WHAT THE TASK ASKS ▸ Leave out every picture, then transcribe the rest of the listing exactly.

EXTRACTED ENTRIES ▸
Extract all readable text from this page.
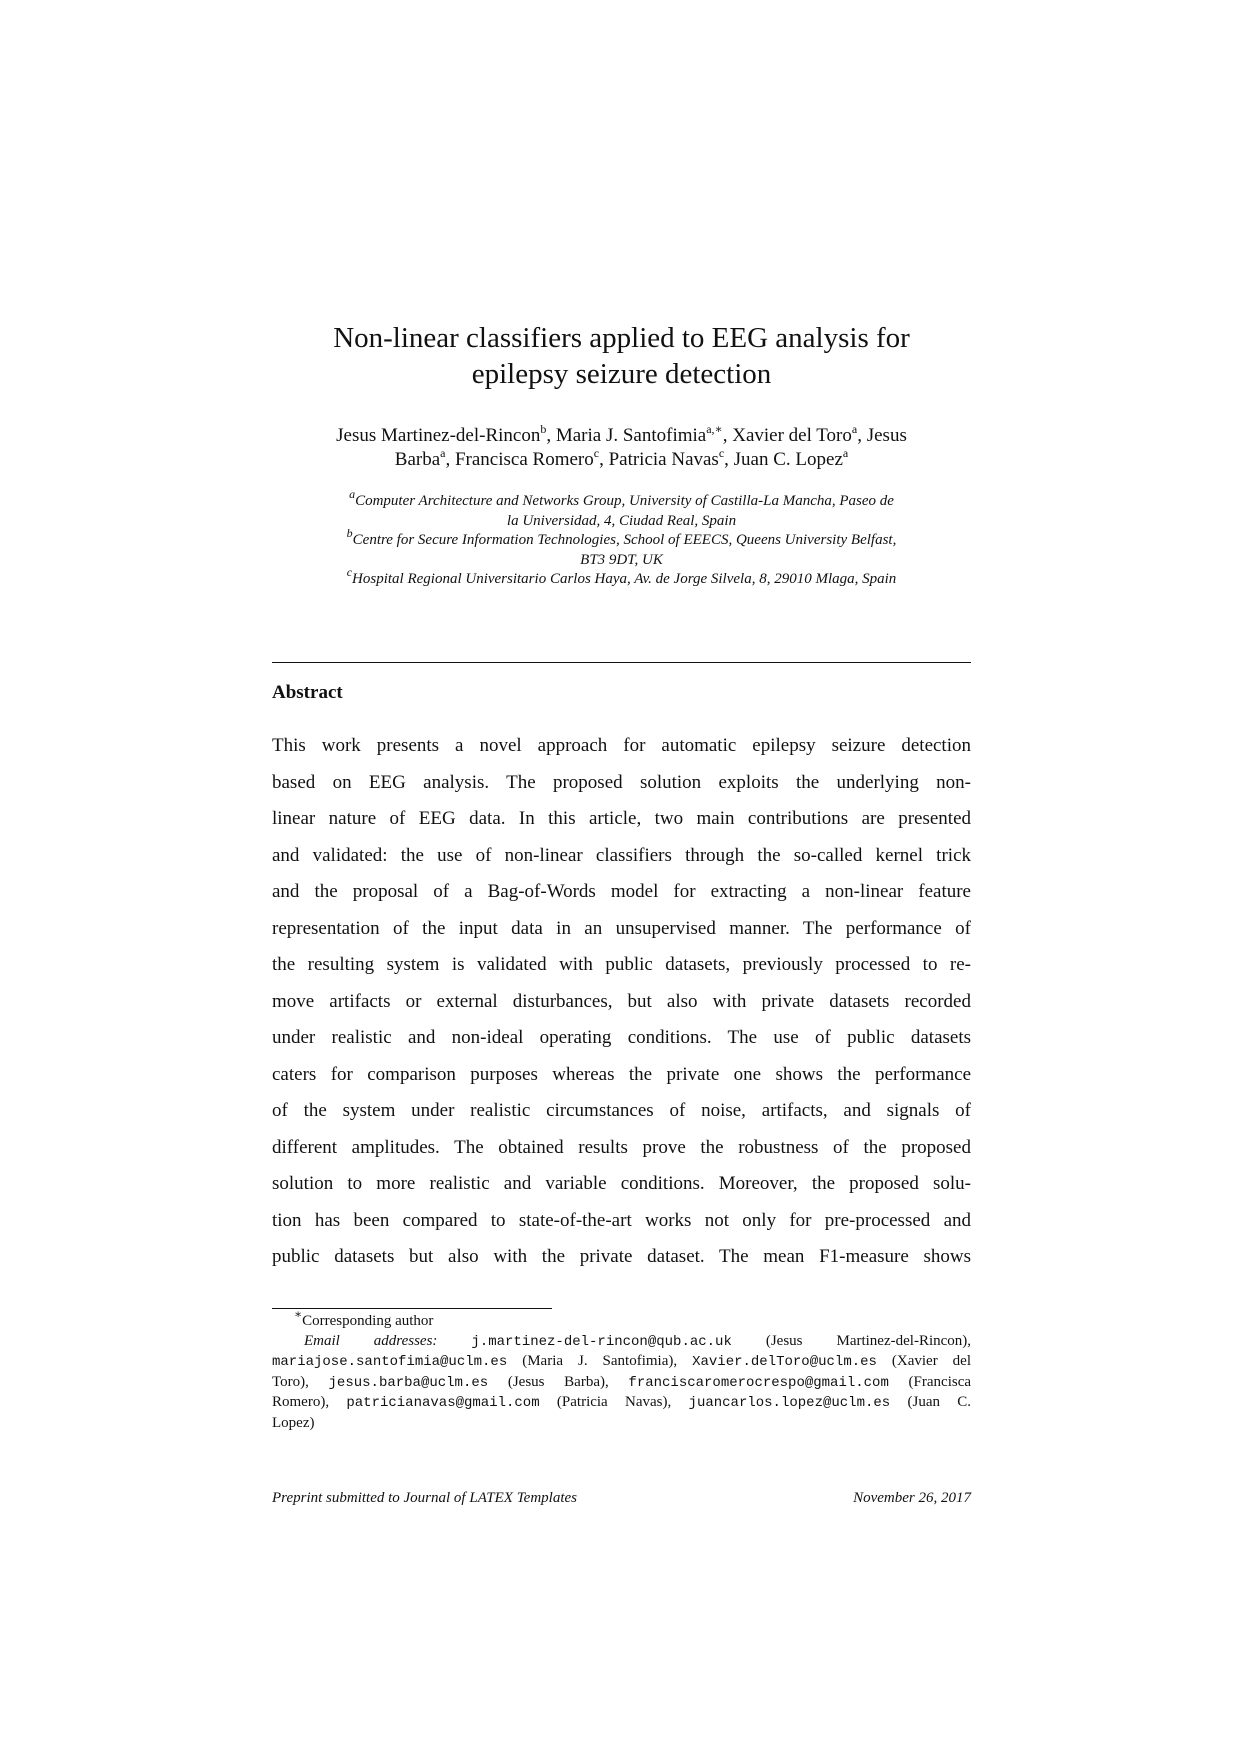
Non-linear classifiers applied to EEG analysis for
epilepsy seizure detection
Jesus Martinez-del-Rincon$^b$, Maria J. Santofimia$^{a,∗}$, Xavier del Toro$^a$, Jesus
Barba$^a$, Francisca Romero$^c$, Patricia Navas$^c$, Juan C. Lopez$^a$
$^a$Computer Architecture and Networks Group, University of Castilla-La Mancha, Paseo de
la Universidad, 4, Ciudad Real, Spain
$^b$Centre for Secure Information Technologies, School of EEECS, Queens University Belfast,
BT3 9DT, UK
$^c$Hospital Regional Universitario Carlos Haya, Av. de Jorge Silvela, 8, 29010 Mlaga, Spain
Abstract
This work presents a novel approach for automatic epilepsy seizure detection
based on EEG analysis. The proposed solution exploits the underlying non-
linear nature of EEG data. In this article, two main contributions are presented
and validated: the use of non-linear classifiers through the so-called kernel trick
and the proposal of a Bag-of-Words model for extracting a non-linear feature
representation of the input data in an unsupervised manner. The performance of
the resulting system is validated with public datasets, previously processed to re-
move artifacts or external disturbances, but also with private datasets recorded
under realistic and non-ideal operating conditions. The use of public datasets
caters for comparison purposes whereas the private one shows the performance
of the system under realistic circumstances of noise, artifacts, and signals of
different amplitudes. The obtained results prove the robustness of the proposed
solution to more realistic and variable conditions. Moreover, the proposed solu-
tion has been compared to state-of-the-art works not only for pre-processed and
public datasets but also with the private dataset. The mean F1-measure shows
∗Corresponding author
Email addresses: j.martinez-del-rincon@qub.ac.uk (Jesus Martinez-del-Rincon),
mariajose.santofimia@uclm.es (Maria J. Santofimia), Xavier.delToro@uclm.es (Xavier del
Toro), jesus.barba@uclm.es (Jesus Barba), franciscaromerocrespo@gmail.com (Francisca
Romero), patricianavas@gmail.com (Patricia Navas), juancarlos.lopez@uclm.es (Juan C.
Lopez)
Preprint submitted to Journal of LATEX Templates	November 26, 2017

RESULT OF THE TASK ▸
Extract all readable text from this page.
Non-linear classifiers applied to EEG analysis for
epilepsy seizure detection
Jesus Martinez-del-Rincon$^b$, Maria J. Santofimia$^{a,∗}$, Xavier del Toro$^a$, Jesus
Barba$^a$, Francisca Romero$^c$, Patricia Navas$^c$, Juan C. Lopez$^a$
$^a$Computer Architecture and Networks Group, University of Castilla-La Mancha, Paseo de
la Universidad, 4, Ciudad Real, Spain
$^b$Centre for Secure Information Technologies, School of EEECS, Queens University Belfast,
BT3 9DT, UK
$^c$Hospital Regional Universitario Carlos Haya, Av. de Jorge Silvela, 8, 29010 Mlaga, Spain
Abstract
This work presents a novel approach for automatic epilepsy seizure detection
based on EEG analysis. The proposed solution exploits the underlying non-
linear nature of EEG data. In this article, two main contributions are presented
and validated: the use of non-linear classifiers through the so-called kernel trick
and the proposal of a Bag-of-Words model for extracting a non-linear feature
representation of the input data in an unsupervised manner. The performance of
the resulting system is validated with public datasets, previously processed to re-
move artifacts or external disturbances, but also with private datasets recorded
under realistic and non-ideal operating conditions. The use of public datasets
caters for comparison purposes whereas the private one shows the performance
of the system under realistic circumstances of noise, artifacts, and signals of
different amplitudes. The obtained results prove the robustness of the proposed
solution to more realistic and variable conditions. Moreover, the proposed solu-
tion has been compared to state-of-the-art works not only for pre-processed and
public datasets but also with the private dataset. The mean F1-measure shows
∗Corresponding author
Email addresses: j.martinez-del-rincon@qub.ac.uk (Jesus Martinez-del-Rincon),
mariajose.santofimia@uclm.es (Maria J. Santofimia), Xavier.delToro@uclm.es (Xavier del
Toro), jesus.barba@uclm.es (Jesus Barba), franciscaromerocrespo@gmail.com (Francisca
Romero), patricianavas@gmail.com (Patricia Navas), juancarlos.lopez@uclm.es (Juan C.
Lopez)
Preprint submitted to Journal of LATEX Templates	November 26, 2017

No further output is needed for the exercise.